Recorded data
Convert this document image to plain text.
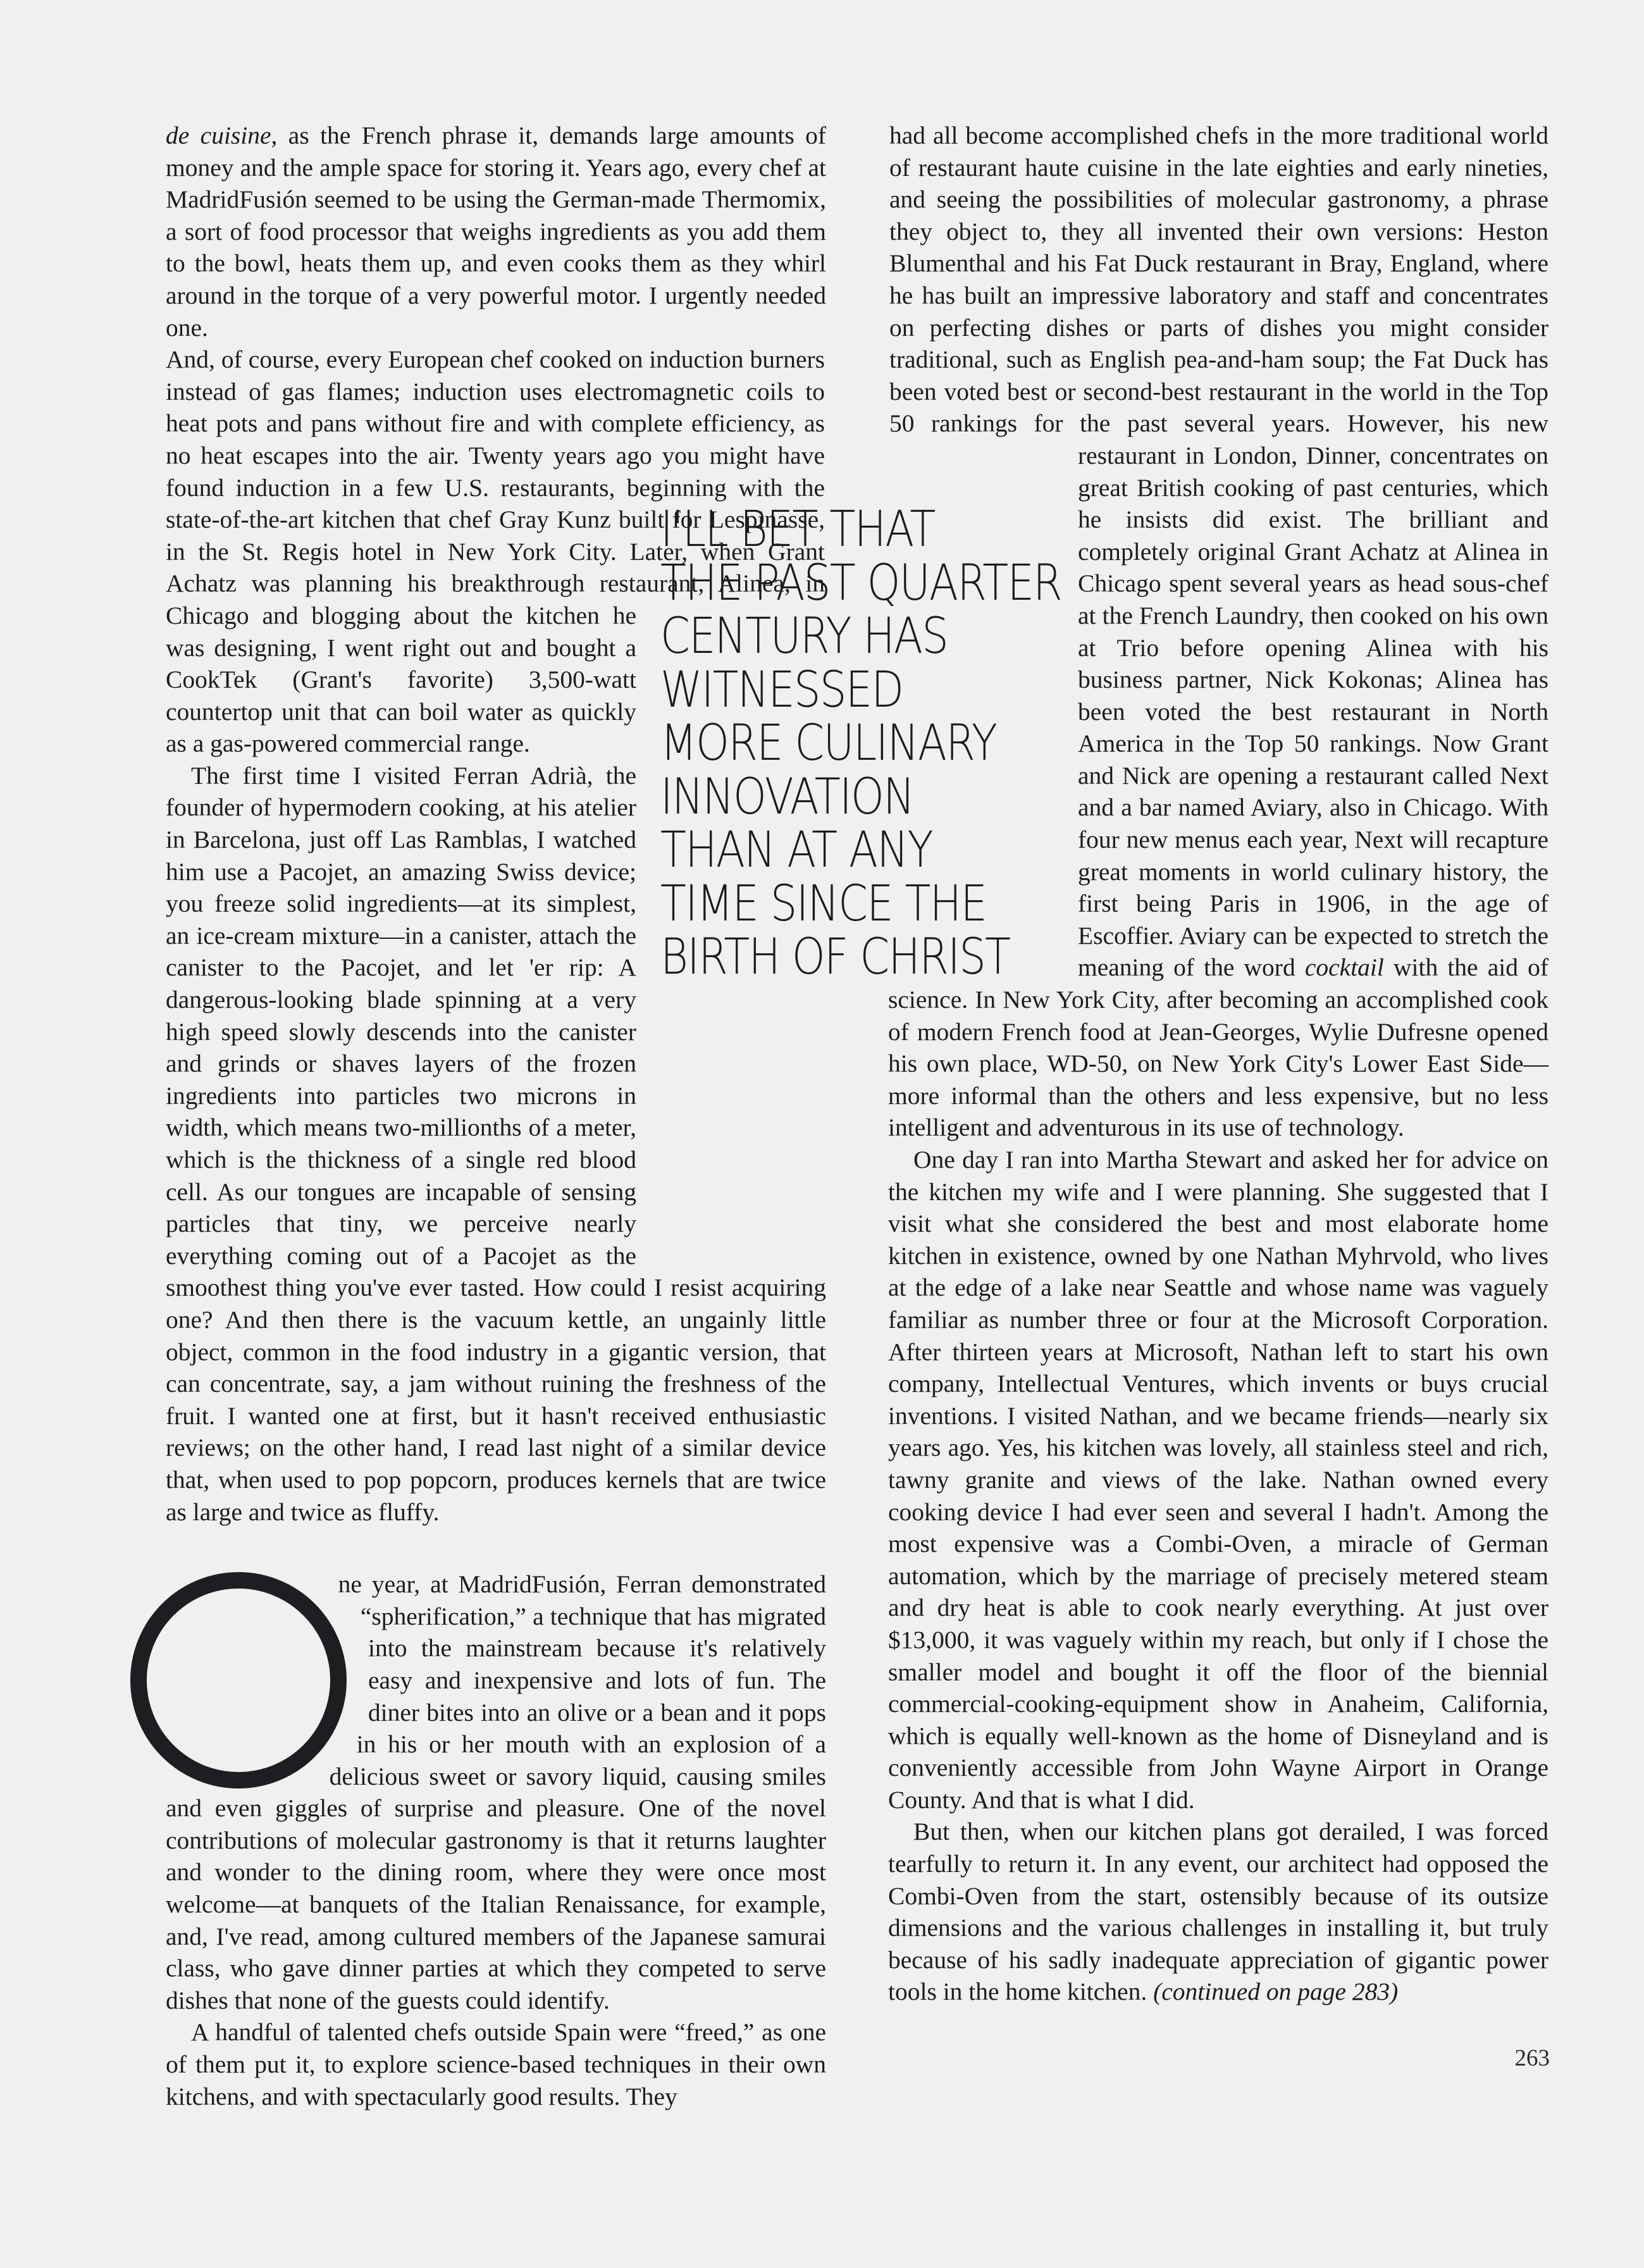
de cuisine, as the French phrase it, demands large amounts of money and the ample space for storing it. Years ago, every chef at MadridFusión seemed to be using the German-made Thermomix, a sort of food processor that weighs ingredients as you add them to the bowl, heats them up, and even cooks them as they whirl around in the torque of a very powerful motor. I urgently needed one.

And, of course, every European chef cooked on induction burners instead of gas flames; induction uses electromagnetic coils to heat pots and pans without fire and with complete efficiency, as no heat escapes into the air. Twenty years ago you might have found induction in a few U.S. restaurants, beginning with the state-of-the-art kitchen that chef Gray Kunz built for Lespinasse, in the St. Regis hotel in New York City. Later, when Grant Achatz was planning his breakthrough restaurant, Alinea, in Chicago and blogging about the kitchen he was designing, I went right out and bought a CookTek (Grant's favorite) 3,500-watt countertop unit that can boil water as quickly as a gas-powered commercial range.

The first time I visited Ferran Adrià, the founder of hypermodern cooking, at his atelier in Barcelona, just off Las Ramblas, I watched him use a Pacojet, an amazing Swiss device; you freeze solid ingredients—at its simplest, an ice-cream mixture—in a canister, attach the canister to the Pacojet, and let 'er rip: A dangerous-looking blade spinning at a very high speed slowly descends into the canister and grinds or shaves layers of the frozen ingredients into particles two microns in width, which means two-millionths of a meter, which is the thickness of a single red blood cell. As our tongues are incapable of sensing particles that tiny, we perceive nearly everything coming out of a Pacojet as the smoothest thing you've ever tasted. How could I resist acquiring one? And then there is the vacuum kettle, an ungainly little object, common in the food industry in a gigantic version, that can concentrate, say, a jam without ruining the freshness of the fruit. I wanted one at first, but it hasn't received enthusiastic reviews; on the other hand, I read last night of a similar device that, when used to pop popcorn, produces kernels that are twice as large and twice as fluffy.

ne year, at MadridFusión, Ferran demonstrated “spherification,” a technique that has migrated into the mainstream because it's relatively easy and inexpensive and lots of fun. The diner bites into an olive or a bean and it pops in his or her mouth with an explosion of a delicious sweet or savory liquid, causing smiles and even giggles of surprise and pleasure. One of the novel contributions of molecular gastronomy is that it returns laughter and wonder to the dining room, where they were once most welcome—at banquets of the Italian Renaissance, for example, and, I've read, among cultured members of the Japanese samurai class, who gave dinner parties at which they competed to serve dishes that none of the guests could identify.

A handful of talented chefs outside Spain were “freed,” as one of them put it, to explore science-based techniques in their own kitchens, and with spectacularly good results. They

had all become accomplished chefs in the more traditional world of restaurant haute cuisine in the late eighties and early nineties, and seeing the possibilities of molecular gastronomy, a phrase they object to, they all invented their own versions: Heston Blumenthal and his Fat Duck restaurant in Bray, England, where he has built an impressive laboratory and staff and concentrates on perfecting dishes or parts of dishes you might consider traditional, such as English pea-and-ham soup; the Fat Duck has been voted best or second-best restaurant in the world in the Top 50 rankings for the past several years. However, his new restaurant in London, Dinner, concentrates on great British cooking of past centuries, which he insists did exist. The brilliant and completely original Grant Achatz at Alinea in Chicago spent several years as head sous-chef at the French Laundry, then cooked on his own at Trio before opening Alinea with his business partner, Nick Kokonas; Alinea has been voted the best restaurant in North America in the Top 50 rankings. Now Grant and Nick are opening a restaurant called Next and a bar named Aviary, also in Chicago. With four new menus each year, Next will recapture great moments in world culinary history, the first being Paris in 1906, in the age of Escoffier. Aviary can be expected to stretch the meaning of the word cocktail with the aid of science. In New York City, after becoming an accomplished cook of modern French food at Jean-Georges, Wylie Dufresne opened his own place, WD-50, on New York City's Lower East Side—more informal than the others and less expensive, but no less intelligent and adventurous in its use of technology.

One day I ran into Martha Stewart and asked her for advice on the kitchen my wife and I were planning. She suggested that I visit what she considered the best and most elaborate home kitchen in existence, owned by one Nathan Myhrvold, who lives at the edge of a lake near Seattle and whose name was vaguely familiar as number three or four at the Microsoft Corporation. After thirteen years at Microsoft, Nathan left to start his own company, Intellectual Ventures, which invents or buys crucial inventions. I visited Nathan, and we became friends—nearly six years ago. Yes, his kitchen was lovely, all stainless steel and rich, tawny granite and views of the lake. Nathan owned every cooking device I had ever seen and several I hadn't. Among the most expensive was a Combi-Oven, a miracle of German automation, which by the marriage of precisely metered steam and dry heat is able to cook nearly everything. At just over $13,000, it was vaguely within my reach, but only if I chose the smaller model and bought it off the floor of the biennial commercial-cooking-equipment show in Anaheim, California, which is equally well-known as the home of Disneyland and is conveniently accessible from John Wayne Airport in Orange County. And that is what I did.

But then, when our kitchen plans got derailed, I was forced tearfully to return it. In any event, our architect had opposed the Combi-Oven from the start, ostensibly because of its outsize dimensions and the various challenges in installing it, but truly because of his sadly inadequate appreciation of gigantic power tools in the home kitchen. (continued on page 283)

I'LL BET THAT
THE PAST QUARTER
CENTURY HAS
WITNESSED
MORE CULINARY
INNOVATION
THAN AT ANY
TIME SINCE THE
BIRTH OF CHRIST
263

* _Given task_
Repeat the records above verbatim, with no pictures in the result.

* _Response_
Convert this document image to plain text.
de cuisine, as the French phrase it, demands large amounts of money and the ample space for storing it. Years ago, every chef at MadridFusión seemed to be using the German-made Thermomix, a sort of food processor that weighs ingredients as you add them to the bowl, heats them up, and even cooks them as they whirl around in the torque of a very powerful motor. I urgently needed one.

And, of course, every European chef cooked on induction burners instead of gas flames; induction uses electromagnetic coils to heat pots and pans without fire and with complete efficiency, as no heat escapes into the air. Twenty years ago you might have found induction in a few U.S. restaurants, beginning with the state-of-the-art kitchen that chef Gray Kunz built for Lespinasse, in the St. Regis hotel in New York City. Later, when Grant Achatz was planning his breakthrough restaurant, Alinea, in Chicago and blogging about the kitchen he was designing, I went right out and bought a CookTek (Grant's favorite) 3,500-watt countertop unit that can boil water as quickly as a gas-powered commercial range.

The first time I visited Ferran Adrià, the founder of hypermodern cooking, at his atelier in Barcelona, just off Las Ramblas, I watched him use a Pacojet, an amazing Swiss device; you freeze solid ingredients—at its simplest, an ice-cream mixture—in a canister, attach the canister to the Pacojet, and let 'er rip: A dangerous-looking blade spinning at a very high speed slowly descends into the canister and grinds or shaves layers of the frozen ingredients into particles two microns in width, which means two-millionths of a meter, which is the thickness of a single red blood cell. As our tongues are incapable of sensing particles that tiny, we perceive nearly everything coming out of a Pacojet as the smoothest thing you've ever tasted. How could I resist acquiring one? And then there is the vacuum kettle, an ungainly little object, common in the food industry in a gigantic version, that can concentrate, say, a jam without ruining the freshness of the fruit. I wanted one at first, but it hasn't received enthusiastic reviews; on the other hand, I read last night of a similar device that, when used to pop popcorn, produces kernels that are twice as large and twice as fluffy.

ne year, at MadridFusión, Ferran demonstrated “spherification,” a technique that has migrated into the mainstream because it's relatively easy and inexpensive and lots of fun. The diner bites into an olive or a bean and it pops in his or her mouth with an explosion of a delicious sweet or savory liquid, causing smiles and even giggles of surprise and pleasure. One of the novel contributions of molecular gastronomy is that it returns laughter and wonder to the dining room, where they were once most welcome—at banquets of the Italian Renaissance, for example, and, I've read, among cultured members of the Japanese samurai class, who gave dinner parties at which they competed to serve dishes that none of the guests could identify.

A handful of talented chefs outside Spain were “freed,” as one of them put it, to explore science-based techniques in their own kitchens, and with spectacularly good results. They

had all become accomplished chefs in the more traditional world of restaurant haute cuisine in the late eighties and early nineties, and seeing the possibilities of molecular gastronomy, a phrase they object to, they all invented their own versions: Heston Blumenthal and his Fat Duck restaurant in Bray, England, where he has built an impressive laboratory and staff and concentrates on perfecting dishes or parts of dishes you might consider traditional, such as English pea-and-ham soup; the Fat Duck has been voted best or second-best restaurant in the world in the Top 50 rankings for the past several years. However, his new restaurant in London, Dinner, concentrates on great British cooking of past centuries, which he insists did exist. The brilliant and completely original Grant Achatz at Alinea in Chicago spent several years as head sous-chef at the French Laundry, then cooked on his own at Trio before opening Alinea with his business partner, Nick Kokonas; Alinea has been voted the best restaurant in North America in the Top 50 rankings. Now Grant and Nick are opening a restaurant called Next and a bar named Aviary, also in Chicago. With four new menus each year, Next will recapture great moments in world culinary history, the first being Paris in 1906, in the age of Escoffier. Aviary can be expected to stretch the meaning of the word cocktail with the aid of science. In New York City, after becoming an accomplished cook of modern French food at Jean-Georges, Wylie Dufresne opened his own place, WD-50, on New York City's Lower East Side—more informal than the others and less expensive, but no less intelligent and adventurous in its use of technology.

One day I ran into Martha Stewart and asked her for advice on the kitchen my wife and I were planning. She suggested that I visit what she considered the best and most elaborate home kitchen in existence, owned by one Nathan Myhrvold, who lives at the edge of a lake near Seattle and whose name was vaguely familiar as number three or four at the Microsoft Corporation. After thirteen years at Microsoft, Nathan left to start his own company, Intellectual Ventures, which invents or buys crucial inventions. I visited Nathan, and we became friends—nearly six years ago. Yes, his kitchen was lovely, all stainless steel and rich, tawny granite and views of the lake. Nathan owned every cooking device I had ever seen and several I hadn't. Among the most expensive was a Combi-Oven, a miracle of German automation, which by the marriage of precisely metered steam and dry heat is able to cook nearly everything. At just over $13,000, it was vaguely within my reach, but only if I chose the smaller model and bought it off the floor of the biennial commercial-cooking-equipment show in Anaheim, California, which is equally well-known as the home of Disneyland and is conveniently accessible from John Wayne Airport in Orange County. And that is what I did.

But then, when our kitchen plans got derailed, I was forced tearfully to return it. In any event, our architect had opposed the Combi-Oven from the start, ostensibly because of its outsize dimensions and the various challenges in installing it, but truly because of his sadly inadequate appreciation of gigantic power tools in the home kitchen. (continued on page 283)

I'LL BET THAT
THE PAST QUARTER
CENTURY HAS
WITNESSED
MORE CULINARY
INNOVATION
THAN AT ANY
TIME SINCE THE
BIRTH OF CHRIST
263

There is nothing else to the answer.